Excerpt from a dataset
════════════════════

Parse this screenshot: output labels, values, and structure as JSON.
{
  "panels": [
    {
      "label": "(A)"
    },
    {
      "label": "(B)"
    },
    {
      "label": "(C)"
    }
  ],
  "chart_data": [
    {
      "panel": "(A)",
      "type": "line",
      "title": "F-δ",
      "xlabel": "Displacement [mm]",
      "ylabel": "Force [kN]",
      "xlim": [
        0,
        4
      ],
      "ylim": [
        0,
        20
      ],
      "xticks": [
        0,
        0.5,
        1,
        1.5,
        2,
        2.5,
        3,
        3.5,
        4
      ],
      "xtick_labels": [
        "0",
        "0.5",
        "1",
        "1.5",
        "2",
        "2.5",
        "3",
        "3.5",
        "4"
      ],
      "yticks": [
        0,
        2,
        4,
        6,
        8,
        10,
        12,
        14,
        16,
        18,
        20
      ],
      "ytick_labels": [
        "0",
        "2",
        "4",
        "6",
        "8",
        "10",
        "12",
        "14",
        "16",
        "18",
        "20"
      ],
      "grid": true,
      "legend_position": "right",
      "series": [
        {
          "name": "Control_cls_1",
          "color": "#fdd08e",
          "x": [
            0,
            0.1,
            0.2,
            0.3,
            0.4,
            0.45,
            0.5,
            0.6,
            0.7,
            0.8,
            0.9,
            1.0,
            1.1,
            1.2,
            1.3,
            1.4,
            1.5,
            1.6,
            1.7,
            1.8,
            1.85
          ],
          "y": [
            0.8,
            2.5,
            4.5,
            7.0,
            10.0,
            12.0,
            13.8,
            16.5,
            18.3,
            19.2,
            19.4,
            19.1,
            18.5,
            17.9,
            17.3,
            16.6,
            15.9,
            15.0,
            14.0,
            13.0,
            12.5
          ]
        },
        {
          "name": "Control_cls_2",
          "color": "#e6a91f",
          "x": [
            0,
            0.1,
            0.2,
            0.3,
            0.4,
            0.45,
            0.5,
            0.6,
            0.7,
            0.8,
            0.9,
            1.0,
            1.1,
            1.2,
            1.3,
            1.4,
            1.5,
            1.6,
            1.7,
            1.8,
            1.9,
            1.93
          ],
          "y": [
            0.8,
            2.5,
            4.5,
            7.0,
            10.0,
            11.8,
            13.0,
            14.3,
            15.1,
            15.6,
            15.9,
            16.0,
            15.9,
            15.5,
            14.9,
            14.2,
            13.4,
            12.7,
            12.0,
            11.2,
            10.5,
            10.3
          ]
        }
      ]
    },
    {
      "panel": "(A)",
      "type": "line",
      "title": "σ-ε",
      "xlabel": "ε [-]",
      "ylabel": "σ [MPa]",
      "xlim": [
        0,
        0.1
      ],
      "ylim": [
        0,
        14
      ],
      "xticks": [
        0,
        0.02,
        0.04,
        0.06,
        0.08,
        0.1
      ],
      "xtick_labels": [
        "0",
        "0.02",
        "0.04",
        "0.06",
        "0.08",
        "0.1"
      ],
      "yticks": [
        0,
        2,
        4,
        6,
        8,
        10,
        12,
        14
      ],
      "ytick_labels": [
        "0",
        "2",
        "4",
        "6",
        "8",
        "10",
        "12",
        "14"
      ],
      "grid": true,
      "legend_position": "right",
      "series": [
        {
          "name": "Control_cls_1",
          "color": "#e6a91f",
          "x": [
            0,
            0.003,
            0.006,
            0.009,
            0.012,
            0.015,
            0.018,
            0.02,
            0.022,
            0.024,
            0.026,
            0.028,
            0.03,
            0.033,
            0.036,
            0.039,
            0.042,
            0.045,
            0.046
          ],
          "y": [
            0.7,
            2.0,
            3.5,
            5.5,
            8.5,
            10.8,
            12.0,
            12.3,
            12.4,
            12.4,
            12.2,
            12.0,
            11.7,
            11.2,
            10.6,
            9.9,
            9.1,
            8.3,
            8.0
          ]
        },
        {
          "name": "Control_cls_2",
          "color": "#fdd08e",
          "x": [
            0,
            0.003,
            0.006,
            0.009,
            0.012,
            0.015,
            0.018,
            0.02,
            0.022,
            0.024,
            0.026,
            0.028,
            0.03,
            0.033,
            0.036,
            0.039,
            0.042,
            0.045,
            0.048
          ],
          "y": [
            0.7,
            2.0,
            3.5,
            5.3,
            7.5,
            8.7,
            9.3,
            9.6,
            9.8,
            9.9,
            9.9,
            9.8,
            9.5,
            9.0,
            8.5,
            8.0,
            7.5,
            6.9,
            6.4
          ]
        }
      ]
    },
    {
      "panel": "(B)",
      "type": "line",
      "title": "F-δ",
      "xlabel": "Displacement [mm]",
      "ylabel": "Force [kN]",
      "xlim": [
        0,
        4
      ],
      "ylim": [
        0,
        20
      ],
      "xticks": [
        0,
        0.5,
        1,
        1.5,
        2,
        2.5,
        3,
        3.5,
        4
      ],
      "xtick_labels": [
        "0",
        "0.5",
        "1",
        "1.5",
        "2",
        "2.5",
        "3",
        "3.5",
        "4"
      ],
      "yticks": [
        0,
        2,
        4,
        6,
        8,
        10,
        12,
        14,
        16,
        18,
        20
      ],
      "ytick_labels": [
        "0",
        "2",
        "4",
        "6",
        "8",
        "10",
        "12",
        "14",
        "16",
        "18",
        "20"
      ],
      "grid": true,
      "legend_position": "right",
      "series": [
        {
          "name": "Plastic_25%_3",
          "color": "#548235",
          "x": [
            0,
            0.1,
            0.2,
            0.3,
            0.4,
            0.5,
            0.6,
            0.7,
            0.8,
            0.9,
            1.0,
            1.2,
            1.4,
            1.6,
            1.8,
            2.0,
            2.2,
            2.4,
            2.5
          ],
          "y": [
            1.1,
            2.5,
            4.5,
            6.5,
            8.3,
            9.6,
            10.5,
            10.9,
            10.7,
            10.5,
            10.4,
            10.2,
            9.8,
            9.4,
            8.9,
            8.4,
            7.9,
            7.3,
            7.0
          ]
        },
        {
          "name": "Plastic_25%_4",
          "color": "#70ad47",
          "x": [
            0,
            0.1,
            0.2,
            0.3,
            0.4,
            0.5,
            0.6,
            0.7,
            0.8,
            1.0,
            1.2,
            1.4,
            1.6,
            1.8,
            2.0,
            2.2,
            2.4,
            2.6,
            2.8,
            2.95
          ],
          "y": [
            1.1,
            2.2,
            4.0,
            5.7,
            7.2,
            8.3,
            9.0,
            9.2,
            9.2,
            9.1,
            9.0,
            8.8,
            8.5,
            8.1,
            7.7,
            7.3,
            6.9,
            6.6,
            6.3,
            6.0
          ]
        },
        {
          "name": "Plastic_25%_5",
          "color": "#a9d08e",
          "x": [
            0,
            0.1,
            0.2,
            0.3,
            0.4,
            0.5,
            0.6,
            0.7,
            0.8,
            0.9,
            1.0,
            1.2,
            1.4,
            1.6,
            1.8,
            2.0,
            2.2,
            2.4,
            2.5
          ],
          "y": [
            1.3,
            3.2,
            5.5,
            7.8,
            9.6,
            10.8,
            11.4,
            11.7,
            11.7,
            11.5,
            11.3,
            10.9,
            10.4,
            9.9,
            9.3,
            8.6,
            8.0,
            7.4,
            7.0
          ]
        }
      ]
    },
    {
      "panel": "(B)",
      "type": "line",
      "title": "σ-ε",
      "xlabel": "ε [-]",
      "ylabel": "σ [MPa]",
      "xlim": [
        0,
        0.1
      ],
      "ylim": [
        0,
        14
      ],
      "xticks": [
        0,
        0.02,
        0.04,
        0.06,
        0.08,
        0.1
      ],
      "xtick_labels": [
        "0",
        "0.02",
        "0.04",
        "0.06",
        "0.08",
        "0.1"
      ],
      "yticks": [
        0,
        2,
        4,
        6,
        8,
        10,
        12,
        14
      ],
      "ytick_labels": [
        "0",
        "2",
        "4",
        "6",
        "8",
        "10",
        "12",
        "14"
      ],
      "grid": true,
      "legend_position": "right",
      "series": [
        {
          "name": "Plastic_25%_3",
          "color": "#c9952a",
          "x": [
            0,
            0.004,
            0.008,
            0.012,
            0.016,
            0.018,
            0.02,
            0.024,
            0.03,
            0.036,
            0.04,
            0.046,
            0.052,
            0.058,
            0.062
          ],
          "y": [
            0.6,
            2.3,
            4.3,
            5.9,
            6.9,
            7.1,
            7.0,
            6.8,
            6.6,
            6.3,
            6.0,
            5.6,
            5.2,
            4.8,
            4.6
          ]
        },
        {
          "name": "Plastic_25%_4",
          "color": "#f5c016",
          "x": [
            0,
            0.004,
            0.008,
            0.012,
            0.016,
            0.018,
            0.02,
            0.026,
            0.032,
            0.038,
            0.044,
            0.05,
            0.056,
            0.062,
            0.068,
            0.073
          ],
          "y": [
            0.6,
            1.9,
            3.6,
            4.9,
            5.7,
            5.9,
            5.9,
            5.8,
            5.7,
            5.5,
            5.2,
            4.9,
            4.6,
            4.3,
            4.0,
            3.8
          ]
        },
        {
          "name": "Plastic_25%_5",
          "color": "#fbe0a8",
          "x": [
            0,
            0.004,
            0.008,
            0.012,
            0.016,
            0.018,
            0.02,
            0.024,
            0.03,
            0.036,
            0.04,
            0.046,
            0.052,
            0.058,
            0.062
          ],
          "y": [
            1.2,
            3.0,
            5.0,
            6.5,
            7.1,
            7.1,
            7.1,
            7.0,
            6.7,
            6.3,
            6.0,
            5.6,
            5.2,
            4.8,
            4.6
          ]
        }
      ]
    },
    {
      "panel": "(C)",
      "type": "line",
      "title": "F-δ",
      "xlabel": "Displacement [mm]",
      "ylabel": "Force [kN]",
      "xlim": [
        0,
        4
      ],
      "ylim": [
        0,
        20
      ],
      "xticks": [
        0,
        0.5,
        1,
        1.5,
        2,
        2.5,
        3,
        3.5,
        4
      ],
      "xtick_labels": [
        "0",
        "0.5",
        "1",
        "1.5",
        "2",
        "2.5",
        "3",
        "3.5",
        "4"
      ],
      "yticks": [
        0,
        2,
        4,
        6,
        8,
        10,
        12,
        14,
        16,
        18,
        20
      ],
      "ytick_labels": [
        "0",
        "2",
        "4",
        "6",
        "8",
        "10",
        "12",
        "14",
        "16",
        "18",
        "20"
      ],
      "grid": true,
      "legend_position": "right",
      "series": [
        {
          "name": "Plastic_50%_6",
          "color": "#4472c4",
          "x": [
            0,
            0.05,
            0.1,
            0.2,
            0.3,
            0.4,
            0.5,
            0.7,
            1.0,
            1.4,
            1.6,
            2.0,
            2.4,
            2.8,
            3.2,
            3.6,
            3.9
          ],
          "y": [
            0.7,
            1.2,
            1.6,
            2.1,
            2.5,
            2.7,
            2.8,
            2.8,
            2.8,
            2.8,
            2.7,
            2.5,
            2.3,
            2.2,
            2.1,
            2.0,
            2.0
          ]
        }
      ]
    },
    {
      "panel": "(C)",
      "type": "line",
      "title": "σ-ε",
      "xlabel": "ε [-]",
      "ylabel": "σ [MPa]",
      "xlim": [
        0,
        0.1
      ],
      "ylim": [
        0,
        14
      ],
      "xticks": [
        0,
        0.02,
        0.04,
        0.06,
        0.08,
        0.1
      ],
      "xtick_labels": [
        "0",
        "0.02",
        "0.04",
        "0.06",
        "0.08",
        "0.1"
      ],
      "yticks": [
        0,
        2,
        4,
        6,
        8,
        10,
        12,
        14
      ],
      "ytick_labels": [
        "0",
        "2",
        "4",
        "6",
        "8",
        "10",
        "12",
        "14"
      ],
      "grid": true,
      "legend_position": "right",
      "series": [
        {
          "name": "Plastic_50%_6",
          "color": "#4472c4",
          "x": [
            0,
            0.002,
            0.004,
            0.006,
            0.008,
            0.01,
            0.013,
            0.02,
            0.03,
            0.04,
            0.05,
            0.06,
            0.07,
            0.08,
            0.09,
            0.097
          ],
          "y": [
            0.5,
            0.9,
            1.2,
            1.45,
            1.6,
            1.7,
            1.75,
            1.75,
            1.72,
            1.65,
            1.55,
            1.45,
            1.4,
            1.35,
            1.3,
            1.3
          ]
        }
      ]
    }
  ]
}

════════════════════

* **Task instructions**
Single out each line of the records above with the string "color" in it, and copy it.

* **Reply**
          "color": "#fdd08e",
          "color": "#e6a91f",
          "color": "#e6a91f",
          "color": "#fdd08e",
          "color": "#548235",
          "color": "#70ad47",
          "color": "#a9d08e",
          "color": "#c9952a",
          "color": "#f5c016",
          "color": "#fbe0a8",
          "color": "#4472c4",
          "color": "#4472c4",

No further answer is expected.